Task brief: For this exercise, write out each entry below exactly, omitting the images.

+++++

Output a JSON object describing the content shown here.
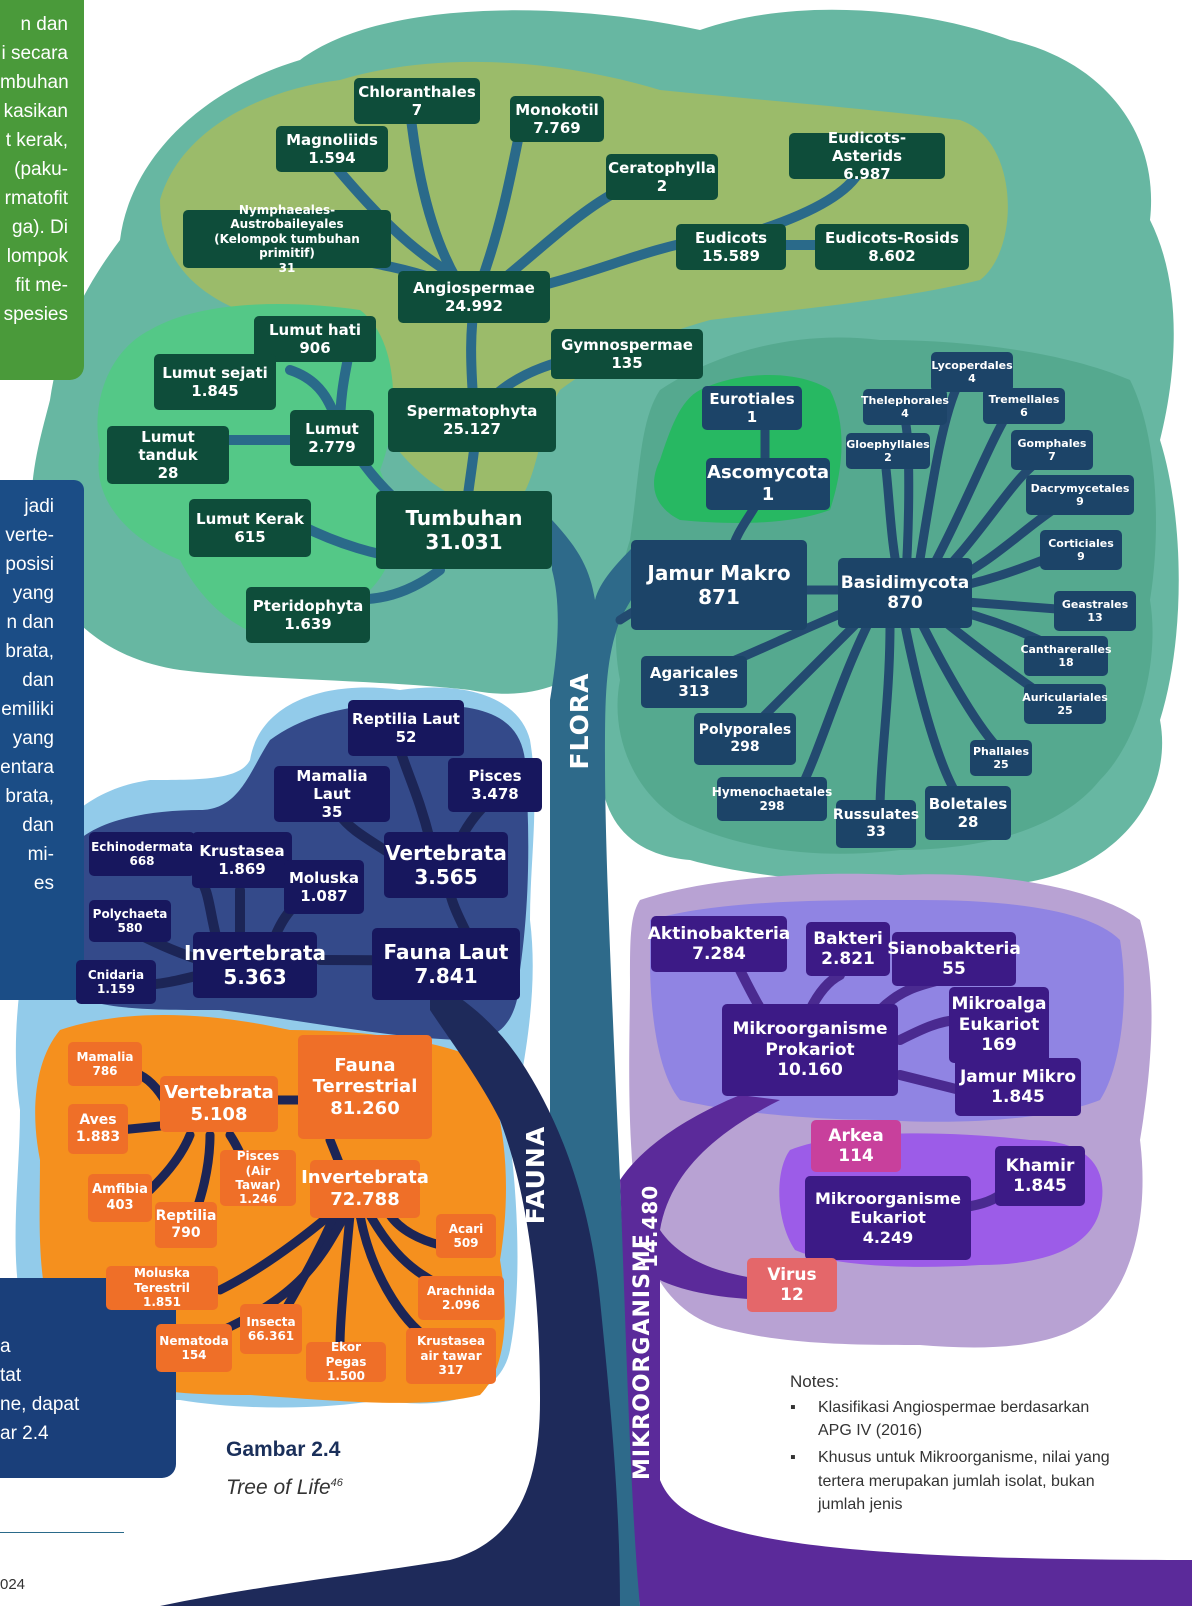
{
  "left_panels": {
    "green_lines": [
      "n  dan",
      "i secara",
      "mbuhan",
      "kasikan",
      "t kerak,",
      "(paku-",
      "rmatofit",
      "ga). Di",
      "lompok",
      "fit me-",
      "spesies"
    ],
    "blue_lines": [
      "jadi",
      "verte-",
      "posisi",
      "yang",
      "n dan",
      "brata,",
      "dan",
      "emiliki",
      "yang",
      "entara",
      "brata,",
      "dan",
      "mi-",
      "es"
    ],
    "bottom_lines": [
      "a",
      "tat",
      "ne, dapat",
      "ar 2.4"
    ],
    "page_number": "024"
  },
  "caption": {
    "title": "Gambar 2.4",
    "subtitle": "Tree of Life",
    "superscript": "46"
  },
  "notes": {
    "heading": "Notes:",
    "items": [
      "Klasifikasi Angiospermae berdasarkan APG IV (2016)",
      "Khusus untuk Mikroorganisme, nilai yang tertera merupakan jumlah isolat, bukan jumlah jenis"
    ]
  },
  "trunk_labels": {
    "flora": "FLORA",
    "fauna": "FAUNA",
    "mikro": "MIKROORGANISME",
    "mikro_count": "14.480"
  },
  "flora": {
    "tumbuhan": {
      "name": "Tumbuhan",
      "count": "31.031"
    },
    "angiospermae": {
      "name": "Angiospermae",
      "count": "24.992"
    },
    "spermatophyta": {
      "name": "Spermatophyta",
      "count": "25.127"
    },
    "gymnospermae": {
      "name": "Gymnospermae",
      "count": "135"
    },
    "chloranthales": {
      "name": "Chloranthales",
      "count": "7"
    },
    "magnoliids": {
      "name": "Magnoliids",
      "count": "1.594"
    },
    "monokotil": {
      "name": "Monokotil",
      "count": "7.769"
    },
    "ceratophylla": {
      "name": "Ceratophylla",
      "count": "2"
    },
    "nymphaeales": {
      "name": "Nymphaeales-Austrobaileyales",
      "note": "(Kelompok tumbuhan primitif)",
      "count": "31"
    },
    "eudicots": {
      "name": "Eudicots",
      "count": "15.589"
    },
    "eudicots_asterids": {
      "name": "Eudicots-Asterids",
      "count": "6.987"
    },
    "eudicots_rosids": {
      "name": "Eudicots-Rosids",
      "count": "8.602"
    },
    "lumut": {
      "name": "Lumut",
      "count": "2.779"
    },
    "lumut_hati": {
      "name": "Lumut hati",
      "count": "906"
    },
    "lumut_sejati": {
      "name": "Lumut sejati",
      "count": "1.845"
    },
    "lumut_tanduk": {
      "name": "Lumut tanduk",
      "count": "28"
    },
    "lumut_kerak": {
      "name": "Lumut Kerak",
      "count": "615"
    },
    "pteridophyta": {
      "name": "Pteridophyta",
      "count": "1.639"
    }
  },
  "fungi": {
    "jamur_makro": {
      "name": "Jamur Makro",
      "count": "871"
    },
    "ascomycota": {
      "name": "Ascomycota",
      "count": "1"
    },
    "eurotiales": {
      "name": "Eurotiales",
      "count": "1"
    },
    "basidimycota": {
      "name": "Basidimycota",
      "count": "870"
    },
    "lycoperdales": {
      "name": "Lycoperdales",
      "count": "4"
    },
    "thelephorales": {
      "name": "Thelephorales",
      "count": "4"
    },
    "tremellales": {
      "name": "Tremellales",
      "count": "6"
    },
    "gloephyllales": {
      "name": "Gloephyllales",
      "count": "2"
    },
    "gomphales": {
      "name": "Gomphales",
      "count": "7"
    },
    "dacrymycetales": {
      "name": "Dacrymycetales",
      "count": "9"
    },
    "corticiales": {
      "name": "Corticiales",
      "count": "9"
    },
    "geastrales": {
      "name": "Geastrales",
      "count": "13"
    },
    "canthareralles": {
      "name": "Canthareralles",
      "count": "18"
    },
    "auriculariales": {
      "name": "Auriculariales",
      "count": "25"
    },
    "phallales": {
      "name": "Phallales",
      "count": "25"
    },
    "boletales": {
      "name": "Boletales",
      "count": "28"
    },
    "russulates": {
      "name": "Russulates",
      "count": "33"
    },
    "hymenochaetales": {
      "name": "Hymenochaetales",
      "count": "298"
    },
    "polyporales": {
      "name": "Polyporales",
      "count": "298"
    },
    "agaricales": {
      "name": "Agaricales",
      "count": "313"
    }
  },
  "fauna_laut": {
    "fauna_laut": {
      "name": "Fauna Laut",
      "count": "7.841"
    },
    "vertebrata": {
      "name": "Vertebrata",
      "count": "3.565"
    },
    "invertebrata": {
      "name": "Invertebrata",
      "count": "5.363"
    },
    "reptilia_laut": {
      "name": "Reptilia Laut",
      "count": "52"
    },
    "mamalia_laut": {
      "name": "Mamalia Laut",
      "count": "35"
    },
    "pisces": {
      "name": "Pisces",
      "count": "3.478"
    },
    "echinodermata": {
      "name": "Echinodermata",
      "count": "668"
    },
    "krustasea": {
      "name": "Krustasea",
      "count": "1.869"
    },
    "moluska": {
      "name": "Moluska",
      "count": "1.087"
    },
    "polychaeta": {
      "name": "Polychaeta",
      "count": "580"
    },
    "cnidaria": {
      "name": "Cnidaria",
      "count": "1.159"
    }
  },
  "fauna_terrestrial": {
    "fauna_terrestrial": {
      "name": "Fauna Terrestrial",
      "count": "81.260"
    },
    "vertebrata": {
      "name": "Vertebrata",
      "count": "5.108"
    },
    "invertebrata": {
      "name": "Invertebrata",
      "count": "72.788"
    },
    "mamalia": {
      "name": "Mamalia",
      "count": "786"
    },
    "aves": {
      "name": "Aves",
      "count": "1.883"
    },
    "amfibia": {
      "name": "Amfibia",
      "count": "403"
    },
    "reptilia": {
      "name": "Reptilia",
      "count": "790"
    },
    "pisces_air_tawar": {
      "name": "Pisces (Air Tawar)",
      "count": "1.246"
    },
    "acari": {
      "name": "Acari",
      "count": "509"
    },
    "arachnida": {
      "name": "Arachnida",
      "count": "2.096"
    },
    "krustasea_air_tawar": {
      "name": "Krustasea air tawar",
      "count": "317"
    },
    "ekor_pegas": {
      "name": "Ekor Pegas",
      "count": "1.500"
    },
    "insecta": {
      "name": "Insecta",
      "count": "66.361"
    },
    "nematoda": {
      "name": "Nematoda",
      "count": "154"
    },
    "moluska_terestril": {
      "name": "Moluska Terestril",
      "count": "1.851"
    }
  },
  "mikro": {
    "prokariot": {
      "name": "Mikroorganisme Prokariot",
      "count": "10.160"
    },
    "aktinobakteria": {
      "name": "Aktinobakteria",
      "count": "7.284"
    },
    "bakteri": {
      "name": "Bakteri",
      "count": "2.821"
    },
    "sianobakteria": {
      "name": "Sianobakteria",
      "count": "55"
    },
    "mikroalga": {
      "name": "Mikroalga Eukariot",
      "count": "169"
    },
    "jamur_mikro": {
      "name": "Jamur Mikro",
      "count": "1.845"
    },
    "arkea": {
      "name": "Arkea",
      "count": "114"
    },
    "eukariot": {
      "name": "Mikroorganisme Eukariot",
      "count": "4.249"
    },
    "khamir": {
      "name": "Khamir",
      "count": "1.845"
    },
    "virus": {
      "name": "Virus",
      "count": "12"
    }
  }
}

+++++

Exercise solution:
Output a JSON object describing the content shown here.
{
  "left_panels": {
    "green_lines": [
      "n  dan",
      "i secara",
      "mbuhan",
      "kasikan",
      "t kerak,",
      "(paku-",
      "rmatofit",
      "ga). Di",
      "lompok",
      "fit me-",
      "spesies"
    ],
    "blue_lines": [
      "jadi",
      "verte-",
      "posisi",
      "yang",
      "n dan",
      "brata,",
      "dan",
      "emiliki",
      "yang",
      "entara",
      "brata,",
      "dan",
      "mi-",
      "es"
    ],
    "bottom_lines": [
      "a",
      "tat",
      "ne, dapat",
      "ar 2.4"
    ],
    "page_number": "024"
  },
  "caption": {
    "title": "Gambar 2.4",
    "subtitle": "Tree of Life",
    "superscript": "46"
  },
  "notes": {
    "heading": "Notes:",
    "items": [
      "Klasifikasi Angiospermae berdasarkan APG IV (2016)",
      "Khusus untuk Mikroorganisme, nilai yang tertera merupakan jumlah isolat, bukan jumlah jenis"
    ]
  },
  "trunk_labels": {
    "flora": "FLORA",
    "fauna": "FAUNA",
    "mikro": "MIKROORGANISME",
    "mikro_count": "14.480"
  },
  "flora": {
    "tumbuhan": {
      "name": "Tumbuhan",
      "count": "31.031"
    },
    "angiospermae": {
      "name": "Angiospermae",
      "count": "24.992"
    },
    "spermatophyta": {
      "name": "Spermatophyta",
      "count": "25.127"
    },
    "gymnospermae": {
      "name": "Gymnospermae",
      "count": "135"
    },
    "chloranthales": {
      "name": "Chloranthales",
      "count": "7"
    },
    "magnoliids": {
      "name": "Magnoliids",
      "count": "1.594"
    },
    "monokotil": {
      "name": "Monokotil",
      "count": "7.769"
    },
    "ceratophylla": {
      "name": "Ceratophylla",
      "count": "2"
    },
    "nymphaeales": {
      "name": "Nymphaeales-Austrobaileyales",
      "note": "(Kelompok tumbuhan primitif)",
      "count": "31"
    },
    "eudicots": {
      "name": "Eudicots",
      "count": "15.589"
    },
    "eudicots_asterids": {
      "name": "Eudicots-Asterids",
      "count": "6.987"
    },
    "eudicots_rosids": {
      "name": "Eudicots-Rosids",
      "count": "8.602"
    },
    "lumut": {
      "name": "Lumut",
      "count": "2.779"
    },
    "lumut_hati": {
      "name": "Lumut hati",
      "count": "906"
    },
    "lumut_sejati": {
      "name": "Lumut sejati",
      "count": "1.845"
    },
    "lumut_tanduk": {
      "name": "Lumut tanduk",
      "count": "28"
    },
    "lumut_kerak": {
      "name": "Lumut Kerak",
      "count": "615"
    },
    "pteridophyta": {
      "name": "Pteridophyta",
      "count": "1.639"
    }
  },
  "fungi": {
    "jamur_makro": {
      "name": "Jamur Makro",
      "count": "871"
    },
    "ascomycota": {
      "name": "Ascomycota",
      "count": "1"
    },
    "eurotiales": {
      "name": "Eurotiales",
      "count": "1"
    },
    "basidimycota": {
      "name": "Basidimycota",
      "count": "870"
    },
    "lycoperdales": {
      "name": "Lycoperdales",
      "count": "4"
    },
    "thelephorales": {
      "name": "Thelephorales",
      "count": "4"
    },
    "tremellales": {
      "name": "Tremellales",
      "count": "6"
    },
    "gloephyllales": {
      "name": "Gloephyllales",
      "count": "2"
    },
    "gomphales": {
      "name": "Gomphales",
      "count": "7"
    },
    "dacrymycetales": {
      "name": "Dacrymycetales",
      "count": "9"
    },
    "corticiales": {
      "name": "Corticiales",
      "count": "9"
    },
    "geastrales": {
      "name": "Geastrales",
      "count": "13"
    },
    "canthareralles": {
      "name": "Canthareralles",
      "count": "18"
    },
    "auriculariales": {
      "name": "Auriculariales",
      "count": "25"
    },
    "phallales": {
      "name": "Phallales",
      "count": "25"
    },
    "boletales": {
      "name": "Boletales",
      "count": "28"
    },
    "russulates": {
      "name": "Russulates",
      "count": "33"
    },
    "hymenochaetales": {
      "name": "Hymenochaetales",
      "count": "298"
    },
    "polyporales": {
      "name": "Polyporales",
      "count": "298"
    },
    "agaricales": {
      "name": "Agaricales",
      "count": "313"
    }
  },
  "fauna_laut": {
    "fauna_laut": {
      "name": "Fauna Laut",
      "count": "7.841"
    },
    "vertebrata": {
      "name": "Vertebrata",
      "count": "3.565"
    },
    "invertebrata": {
      "name": "Invertebrata",
      "count": "5.363"
    },
    "reptilia_laut": {
      "name": "Reptilia Laut",
      "count": "52"
    },
    "mamalia_laut": {
      "name": "Mamalia Laut",
      "count": "35"
    },
    "pisces": {
      "name": "Pisces",
      "count": "3.478"
    },
    "echinodermata": {
      "name": "Echinodermata",
      "count": "668"
    },
    "krustasea": {
      "name": "Krustasea",
      "count": "1.869"
    },
    "moluska": {
      "name": "Moluska",
      "count": "1.087"
    },
    "polychaeta": {
      "name": "Polychaeta",
      "count": "580"
    },
    "cnidaria": {
      "name": "Cnidaria",
      "count": "1.159"
    }
  },
  "fauna_terrestrial": {
    "fauna_terrestrial": {
      "name": "Fauna Terrestrial",
      "count": "81.260"
    },
    "vertebrata": {
      "name": "Vertebrata",
      "count": "5.108"
    },
    "invertebrata": {
      "name": "Invertebrata",
      "count": "72.788"
    },
    "mamalia": {
      "name": "Mamalia",
      "count": "786"
    },
    "aves": {
      "name": "Aves",
      "count": "1.883"
    },
    "amfibia": {
      "name": "Amfibia",
      "count": "403"
    },
    "reptilia": {
      "name": "Reptilia",
      "count": "790"
    },
    "pisces_air_tawar": {
      "name": "Pisces (Air Tawar)",
      "count": "1.246"
    },
    "acari": {
      "name": "Acari",
      "count": "509"
    },
    "arachnida": {
      "name": "Arachnida",
      "count": "2.096"
    },
    "krustasea_air_tawar": {
      "name": "Krustasea air tawar",
      "count": "317"
    },
    "ekor_pegas": {
      "name": "Ekor Pegas",
      "count": "1.500"
    },
    "insecta": {
      "name": "Insecta",
      "count": "66.361"
    },
    "nematoda": {
      "name": "Nematoda",
      "count": "154"
    },
    "moluska_terestril": {
      "name": "Moluska Terestril",
      "count": "1.851"
    }
  },
  "mikro": {
    "prokariot": {
      "name": "Mikroorganisme Prokariot",
      "count": "10.160"
    },
    "aktinobakteria": {
      "name": "Aktinobakteria",
      "count": "7.284"
    },
    "bakteri": {
      "name": "Bakteri",
      "count": "2.821"
    },
    "sianobakteria": {
      "name": "Sianobakteria",
      "count": "55"
    },
    "mikroalga": {
      "name": "Mikroalga Eukariot",
      "count": "169"
    },
    "jamur_mikro": {
      "name": "Jamur Mikro",
      "count": "1.845"
    },
    "arkea": {
      "name": "Arkea",
      "count": "114"
    },
    "eukariot": {
      "name": "Mikroorganisme Eukariot",
      "count": "4.249"
    },
    "khamir": {
      "name": "Khamir",
      "count": "1.845"
    },
    "virus": {
      "name": "Virus",
      "count": "12"
    }
  }
}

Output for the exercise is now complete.